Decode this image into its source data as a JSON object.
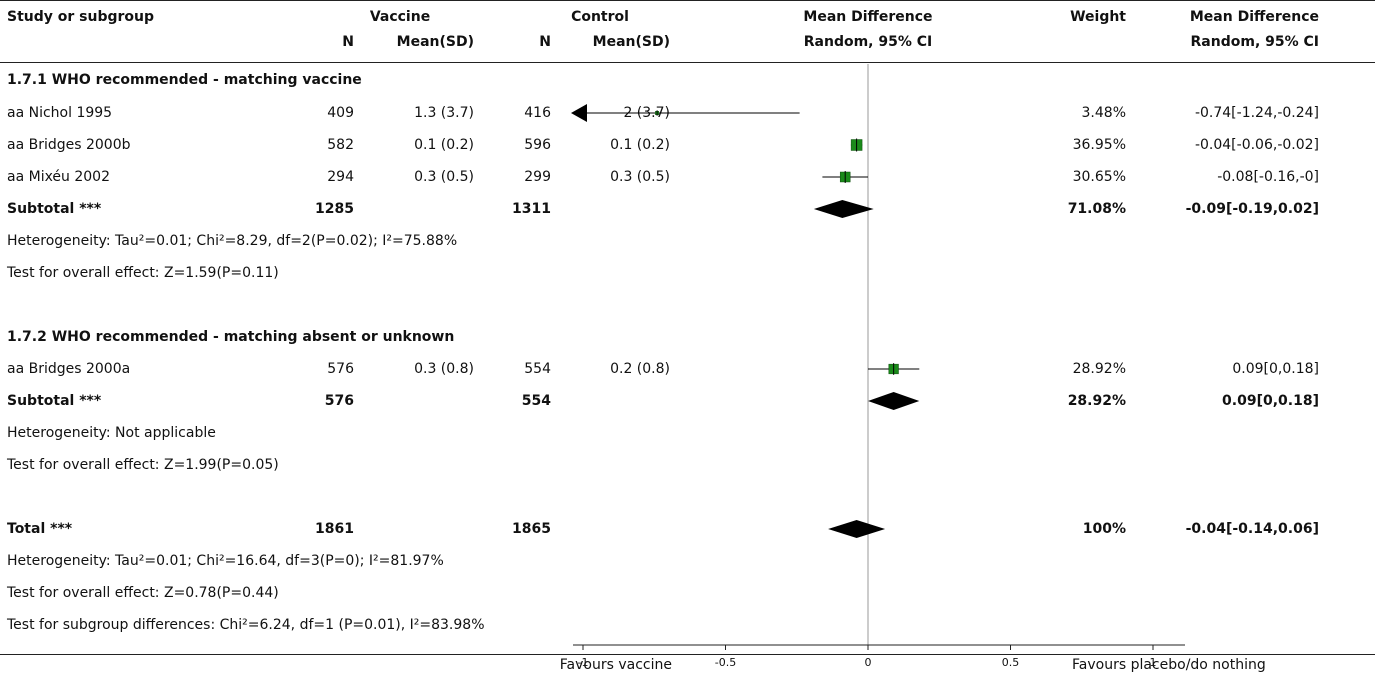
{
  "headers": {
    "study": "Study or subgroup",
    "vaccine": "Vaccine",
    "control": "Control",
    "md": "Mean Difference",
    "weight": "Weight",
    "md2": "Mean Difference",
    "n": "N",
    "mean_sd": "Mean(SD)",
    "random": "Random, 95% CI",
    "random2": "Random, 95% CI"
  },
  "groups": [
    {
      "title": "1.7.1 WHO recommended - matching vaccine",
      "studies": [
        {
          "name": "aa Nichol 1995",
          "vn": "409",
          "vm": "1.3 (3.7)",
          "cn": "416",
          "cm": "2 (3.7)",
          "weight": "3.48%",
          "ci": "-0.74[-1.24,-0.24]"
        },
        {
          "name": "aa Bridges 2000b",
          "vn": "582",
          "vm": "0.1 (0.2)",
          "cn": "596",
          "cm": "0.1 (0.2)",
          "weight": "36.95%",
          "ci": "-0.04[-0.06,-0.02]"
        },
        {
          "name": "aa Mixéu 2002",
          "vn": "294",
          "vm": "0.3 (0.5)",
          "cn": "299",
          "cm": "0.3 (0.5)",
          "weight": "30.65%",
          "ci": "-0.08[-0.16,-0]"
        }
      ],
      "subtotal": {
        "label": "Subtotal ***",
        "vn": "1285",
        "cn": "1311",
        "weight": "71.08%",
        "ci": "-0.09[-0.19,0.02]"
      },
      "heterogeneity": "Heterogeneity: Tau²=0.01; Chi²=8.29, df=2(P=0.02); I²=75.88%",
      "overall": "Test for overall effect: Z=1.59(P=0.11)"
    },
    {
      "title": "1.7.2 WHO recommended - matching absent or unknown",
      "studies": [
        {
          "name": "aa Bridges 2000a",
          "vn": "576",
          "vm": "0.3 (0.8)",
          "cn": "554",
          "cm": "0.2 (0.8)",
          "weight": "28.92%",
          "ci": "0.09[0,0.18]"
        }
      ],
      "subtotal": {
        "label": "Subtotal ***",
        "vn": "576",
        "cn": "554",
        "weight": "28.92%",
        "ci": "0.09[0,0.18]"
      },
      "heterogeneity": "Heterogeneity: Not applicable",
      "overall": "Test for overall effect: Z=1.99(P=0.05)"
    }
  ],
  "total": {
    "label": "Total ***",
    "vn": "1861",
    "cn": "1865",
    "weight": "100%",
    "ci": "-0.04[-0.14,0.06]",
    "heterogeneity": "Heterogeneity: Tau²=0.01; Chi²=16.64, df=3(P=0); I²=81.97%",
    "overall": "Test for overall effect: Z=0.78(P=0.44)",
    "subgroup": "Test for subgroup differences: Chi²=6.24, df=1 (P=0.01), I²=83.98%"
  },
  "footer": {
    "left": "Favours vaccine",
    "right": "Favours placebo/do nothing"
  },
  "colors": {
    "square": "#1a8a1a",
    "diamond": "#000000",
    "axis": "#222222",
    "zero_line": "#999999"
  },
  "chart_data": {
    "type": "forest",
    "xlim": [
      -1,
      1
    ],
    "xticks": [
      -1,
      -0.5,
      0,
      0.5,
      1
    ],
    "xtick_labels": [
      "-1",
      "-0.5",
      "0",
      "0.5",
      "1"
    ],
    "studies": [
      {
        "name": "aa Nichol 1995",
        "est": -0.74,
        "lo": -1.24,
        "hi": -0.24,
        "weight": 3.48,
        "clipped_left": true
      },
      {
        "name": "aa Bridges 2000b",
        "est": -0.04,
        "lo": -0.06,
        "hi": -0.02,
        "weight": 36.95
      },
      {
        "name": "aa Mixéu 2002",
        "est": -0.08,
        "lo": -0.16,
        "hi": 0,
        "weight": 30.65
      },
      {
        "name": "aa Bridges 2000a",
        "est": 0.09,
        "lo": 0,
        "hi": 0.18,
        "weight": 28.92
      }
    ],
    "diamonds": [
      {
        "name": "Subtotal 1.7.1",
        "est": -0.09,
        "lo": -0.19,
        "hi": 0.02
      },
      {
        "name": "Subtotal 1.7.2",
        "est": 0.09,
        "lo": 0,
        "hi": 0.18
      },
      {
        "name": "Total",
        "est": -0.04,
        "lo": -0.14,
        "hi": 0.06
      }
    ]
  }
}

════════

Work to do
Reproduce each line exactly as it appears, omitting the pictures.

Written solution
Decode this image into its source data as a JSON object.
{
  "headers": {
    "study": "Study or subgroup",
    "vaccine": "Vaccine",
    "control": "Control",
    "md": "Mean Difference",
    "weight": "Weight",
    "md2": "Mean Difference",
    "n": "N",
    "mean_sd": "Mean(SD)",
    "random": "Random, 95% CI",
    "random2": "Random, 95% CI"
  },
  "groups": [
    {
      "title": "1.7.1 WHO recommended - matching vaccine",
      "studies": [
        {
          "name": "aa Nichol 1995",
          "vn": "409",
          "vm": "1.3 (3.7)",
          "cn": "416",
          "cm": "2 (3.7)",
          "weight": "3.48%",
          "ci": "-0.74[-1.24,-0.24]"
        },
        {
          "name": "aa Bridges 2000b",
          "vn": "582",
          "vm": "0.1 (0.2)",
          "cn": "596",
          "cm": "0.1 (0.2)",
          "weight": "36.95%",
          "ci": "-0.04[-0.06,-0.02]"
        },
        {
          "name": "aa Mixéu 2002",
          "vn": "294",
          "vm": "0.3 (0.5)",
          "cn": "299",
          "cm": "0.3 (0.5)",
          "weight": "30.65%",
          "ci": "-0.08[-0.16,-0]"
        }
      ],
      "subtotal": {
        "label": "Subtotal ***",
        "vn": "1285",
        "cn": "1311",
        "weight": "71.08%",
        "ci": "-0.09[-0.19,0.02]"
      },
      "heterogeneity": "Heterogeneity: Tau²=0.01; Chi²=8.29, df=2(P=0.02); I²=75.88%",
      "overall": "Test for overall effect: Z=1.59(P=0.11)"
    },
    {
      "title": "1.7.2 WHO recommended - matching absent or unknown",
      "studies": [
        {
          "name": "aa Bridges 2000a",
          "vn": "576",
          "vm": "0.3 (0.8)",
          "cn": "554",
          "cm": "0.2 (0.8)",
          "weight": "28.92%",
          "ci": "0.09[0,0.18]"
        }
      ],
      "subtotal": {
        "label": "Subtotal ***",
        "vn": "576",
        "cn": "554",
        "weight": "28.92%",
        "ci": "0.09[0,0.18]"
      },
      "heterogeneity": "Heterogeneity: Not applicable",
      "overall": "Test for overall effect: Z=1.99(P=0.05)"
    }
  ],
  "total": {
    "label": "Total ***",
    "vn": "1861",
    "cn": "1865",
    "weight": "100%",
    "ci": "-0.04[-0.14,0.06]",
    "heterogeneity": "Heterogeneity: Tau²=0.01; Chi²=16.64, df=3(P=0); I²=81.97%",
    "overall": "Test for overall effect: Z=0.78(P=0.44)",
    "subgroup": "Test for subgroup differences: Chi²=6.24, df=1 (P=0.01), I²=83.98%"
  },
  "footer": {
    "left": "Favours vaccine",
    "right": "Favours placebo/do nothing"
  },
  "colors": {
    "square": "#1a8a1a",
    "diamond": "#000000",
    "axis": "#222222",
    "zero_line": "#999999"
  },
  "chart_data": {
    "type": "forest",
    "xlim": [
      -1,
      1
    ],
    "xticks": [
      -1,
      -0.5,
      0,
      0.5,
      1
    ],
    "xtick_labels": [
      "-1",
      "-0.5",
      "0",
      "0.5",
      "1"
    ],
    "studies": [
      {
        "name": "aa Nichol 1995",
        "est": -0.74,
        "lo": -1.24,
        "hi": -0.24,
        "weight": 3.48,
        "clipped_left": true
      },
      {
        "name": "aa Bridges 2000b",
        "est": -0.04,
        "lo": -0.06,
        "hi": -0.02,
        "weight": 36.95
      },
      {
        "name": "aa Mixéu 2002",
        "est": -0.08,
        "lo": -0.16,
        "hi": 0,
        "weight": 30.65
      },
      {
        "name": "aa Bridges 2000a",
        "est": 0.09,
        "lo": 0,
        "hi": 0.18,
        "weight": 28.92
      }
    ],
    "diamonds": [
      {
        "name": "Subtotal 1.7.1",
        "est": -0.09,
        "lo": -0.19,
        "hi": 0.02
      },
      {
        "name": "Subtotal 1.7.2",
        "est": 0.09,
        "lo": 0,
        "hi": 0.18
      },
      {
        "name": "Total",
        "est": -0.04,
        "lo": -0.14,
        "hi": 0.06
      }
    ]
  }
}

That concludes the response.